• Instructions to follow
From the forum thread on Fedor Emelianenko's loss below, list every distinct username that appears in a post heading, each only once.

• Selected excerpt
# Fedor Emelianenko gets submitted Strikeforce



## Raoul Duke (Jun 27, 2010)

If you're into MMA you surely know about Fedor and how huge this victory is. He was on a ridiculous win streak and had only lost once.

He is considered one the best pound for pound fighters in the world and at one time was considered the best heavyweight fighter in the world
At the Strikeforce event on the weekend he was set to face Fabricio Werdum, the winner getting a title shot. 

No one gave Fabricio a chance 

Fedor Emelianenko vs Fabricio Werdum &#8211; Strikeforce | MMAVideos.pl

Check out the link to see Fabricio do the impossible and get the victory over the "Invincible" Fedor


----------



## Awfulwaffle (Jun 27, 2010)

Hot damn. I wonder if there's a rematch in the future like there was with Tsuoshi Kosahka (sp?)


----------



## Hollowman (Jun 28, 2010)

It happens...might not happen twice though.


----------



## Raoul Duke (Jun 28, 2010)

Hollowman666 said:


> It happens...might not happen twice though.



If he grew some bigger balls and joined the UFC, I think he'd have to get used to it


----------



## signalgrey (Jun 28, 2010)

seems like that guy got lucky and Fedor got sloppy.


----------



## Hollowman (Jun 28, 2010)

Really? Who's there to stop him Lesnar, Mir? He'd eat every other fighter alive they have. maybe instead of making what could be a false assumption think of it this way. Dana White is turning the UFC into the WWE go ahead try to deny it. Why in the hell would he want to fight there for what credibility? He's like Anderson Silva, he HAS credibility. Also maybe, Dana White doesn't want him there for sed reason stated above and maybe White knows this. This is just something to think about


----------



## mattofvengeance (Jun 28, 2010)

• Recorded information
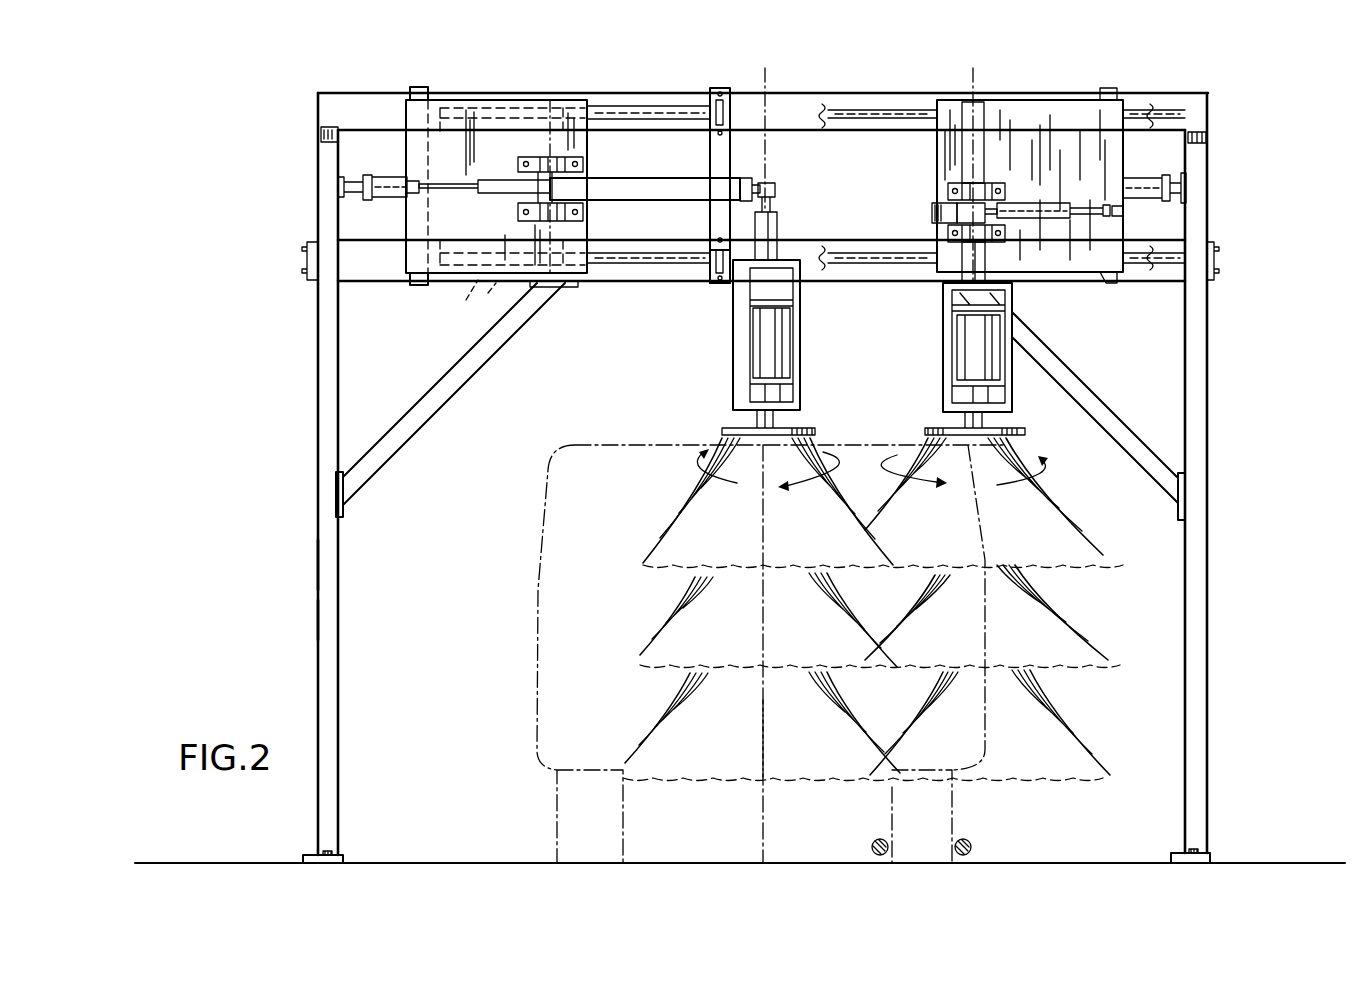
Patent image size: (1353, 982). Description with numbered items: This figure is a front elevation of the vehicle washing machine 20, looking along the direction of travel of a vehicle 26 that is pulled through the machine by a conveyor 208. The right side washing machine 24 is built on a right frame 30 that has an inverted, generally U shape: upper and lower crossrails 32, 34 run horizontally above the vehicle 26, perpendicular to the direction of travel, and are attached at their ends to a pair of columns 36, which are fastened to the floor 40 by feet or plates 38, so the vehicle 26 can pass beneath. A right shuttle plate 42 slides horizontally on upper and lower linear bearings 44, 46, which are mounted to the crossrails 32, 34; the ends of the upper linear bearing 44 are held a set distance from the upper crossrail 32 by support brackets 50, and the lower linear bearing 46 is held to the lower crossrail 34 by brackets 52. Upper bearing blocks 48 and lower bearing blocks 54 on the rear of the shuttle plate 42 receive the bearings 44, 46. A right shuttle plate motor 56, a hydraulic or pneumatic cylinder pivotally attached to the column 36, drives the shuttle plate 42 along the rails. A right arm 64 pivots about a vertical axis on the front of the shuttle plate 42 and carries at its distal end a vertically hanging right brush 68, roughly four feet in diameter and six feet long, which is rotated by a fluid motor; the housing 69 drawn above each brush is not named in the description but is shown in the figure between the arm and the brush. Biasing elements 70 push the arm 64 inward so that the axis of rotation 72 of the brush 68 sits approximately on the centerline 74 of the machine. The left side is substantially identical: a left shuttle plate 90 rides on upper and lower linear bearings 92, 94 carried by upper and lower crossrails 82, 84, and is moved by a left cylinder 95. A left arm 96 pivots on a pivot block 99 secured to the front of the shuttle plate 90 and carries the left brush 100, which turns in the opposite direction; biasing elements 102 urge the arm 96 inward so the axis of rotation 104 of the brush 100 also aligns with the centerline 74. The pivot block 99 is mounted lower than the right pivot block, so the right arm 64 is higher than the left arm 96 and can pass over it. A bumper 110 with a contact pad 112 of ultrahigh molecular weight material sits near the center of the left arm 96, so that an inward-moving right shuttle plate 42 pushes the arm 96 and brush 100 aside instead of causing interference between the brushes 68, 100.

The vehicle washing machine 20 is at (1253, 221).
The right side washing machine 24 is at (296, 566).
The vehicle 26 is at (540, 510).
The right frame 30 is at (318, 618).
The upper crossrail 32 is at (328, 100).
The lower crossrail 34 is at (370, 284).
The columns 36 is at (318, 408).
The feet or plates 38 is at (346, 853).
The floor 40 is at (210, 862).
The right shuttle plate 42 is at (500, 100).
The upper linear bearing 44 is at (636, 106).
The lower linear bearing 46 is at (650, 265).
The upper bearing blocks 48 is at (455, 107).
The support brackets 50 is at (414, 87).
The brackets 52 is at (418, 287).
The bearing blocks 54 is at (480, 284).
The right shuttle plate motor 56 is at (390, 180).
The right arm 64 is at (655, 195).
The right brush 68 is at (683, 540).
The spindle motor housing 69 is at (757, 347).
The biasing elements 70 is at (497, 196).
The axis of rotation 72 is at (766, 152).
The centerline 74 is at (765, 712).
The upper crossrail 82 is at (892, 110).
The lower crossrail 84 is at (886, 284).
The left shuttle plate 90 is at (1062, 115).
The upper linear bearing 92 is at (832, 110).
The lower linear bearing 94 is at (840, 266).
The left cylinder 95 is at (1143, 178).
The left arm 96 is at (990, 182).
The pivot block 99 is at (952, 183).
The left brush 100 is at (1082, 533).
The biasing elements 102 is at (1036, 218).
The axis of rotation 104 is at (967, 100).
The bumper 110 is at (948, 203).
The contact pad 112 is at (932, 214).
The conveyor 208 is at (972, 840).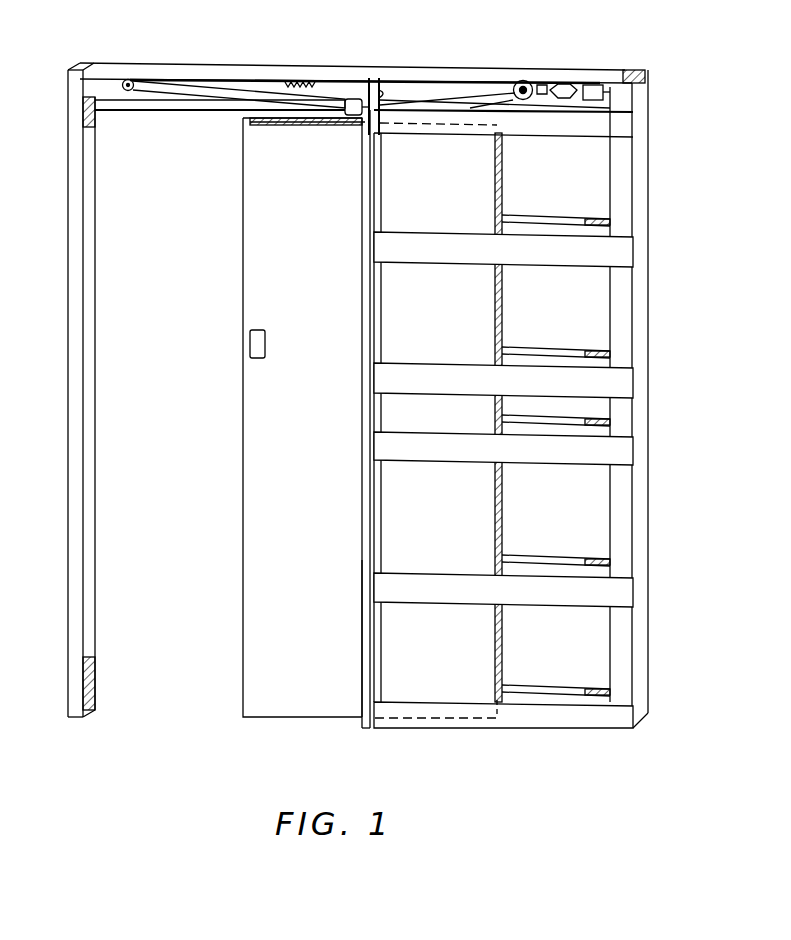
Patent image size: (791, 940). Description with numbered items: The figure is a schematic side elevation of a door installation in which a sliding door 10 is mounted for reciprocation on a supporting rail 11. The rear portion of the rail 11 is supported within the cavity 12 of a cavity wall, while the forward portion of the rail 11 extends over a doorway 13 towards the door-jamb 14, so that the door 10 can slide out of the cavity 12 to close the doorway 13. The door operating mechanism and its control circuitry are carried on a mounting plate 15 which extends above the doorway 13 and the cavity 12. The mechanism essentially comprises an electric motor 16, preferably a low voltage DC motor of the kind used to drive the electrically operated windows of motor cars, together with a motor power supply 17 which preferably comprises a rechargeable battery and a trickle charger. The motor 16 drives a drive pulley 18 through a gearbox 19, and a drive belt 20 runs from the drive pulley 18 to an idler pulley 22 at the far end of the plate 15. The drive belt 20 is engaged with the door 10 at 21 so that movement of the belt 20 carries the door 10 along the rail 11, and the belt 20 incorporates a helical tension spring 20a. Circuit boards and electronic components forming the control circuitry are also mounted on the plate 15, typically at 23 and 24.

The sliding door 10 is at (258, 545).
The supporting rail 11 is at (170, 107).
The cavity 12 is at (585, 200).
The doorway 13 is at (166, 365).
The door-jamb 14 is at (78, 305).
The mounting plate 15 is at (362, 92).
The electric motor 16 is at (553, 87).
The motor power supply 17 is at (597, 100).
The drive pulley 18 is at (515, 82).
The gearbox 19 is at (540, 82).
The drive belt 20 is at (247, 75).
The helical tension spring 20a is at (293, 80).
The belt engagement point 21 is at (317, 127).
The idler pulley 22 is at (133, 80).
The circuit boards and electronic components 23 is at (362, 660).
The circuit boards and electronic components 24 is at (362, 420).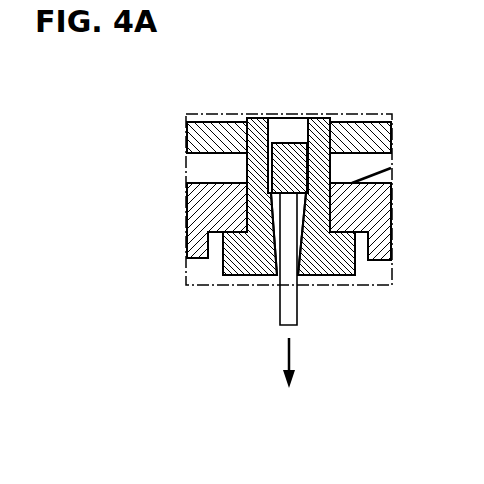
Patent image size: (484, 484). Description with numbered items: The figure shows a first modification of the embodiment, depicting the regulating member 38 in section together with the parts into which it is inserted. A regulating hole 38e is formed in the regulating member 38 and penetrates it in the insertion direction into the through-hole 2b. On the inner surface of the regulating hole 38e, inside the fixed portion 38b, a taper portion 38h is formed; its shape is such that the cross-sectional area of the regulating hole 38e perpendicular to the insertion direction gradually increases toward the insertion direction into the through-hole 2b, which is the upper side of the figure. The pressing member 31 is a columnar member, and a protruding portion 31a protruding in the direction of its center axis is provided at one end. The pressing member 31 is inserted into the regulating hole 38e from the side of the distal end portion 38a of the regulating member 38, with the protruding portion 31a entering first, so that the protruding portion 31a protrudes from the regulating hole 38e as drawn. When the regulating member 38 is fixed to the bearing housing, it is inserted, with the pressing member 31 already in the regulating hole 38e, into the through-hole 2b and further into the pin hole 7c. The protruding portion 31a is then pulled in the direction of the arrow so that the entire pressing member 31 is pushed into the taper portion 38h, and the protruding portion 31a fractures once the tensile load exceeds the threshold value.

• Exercise output
Raoul Duke, Awfulwaffle, Hollowman, signalgrey, mattofvengeance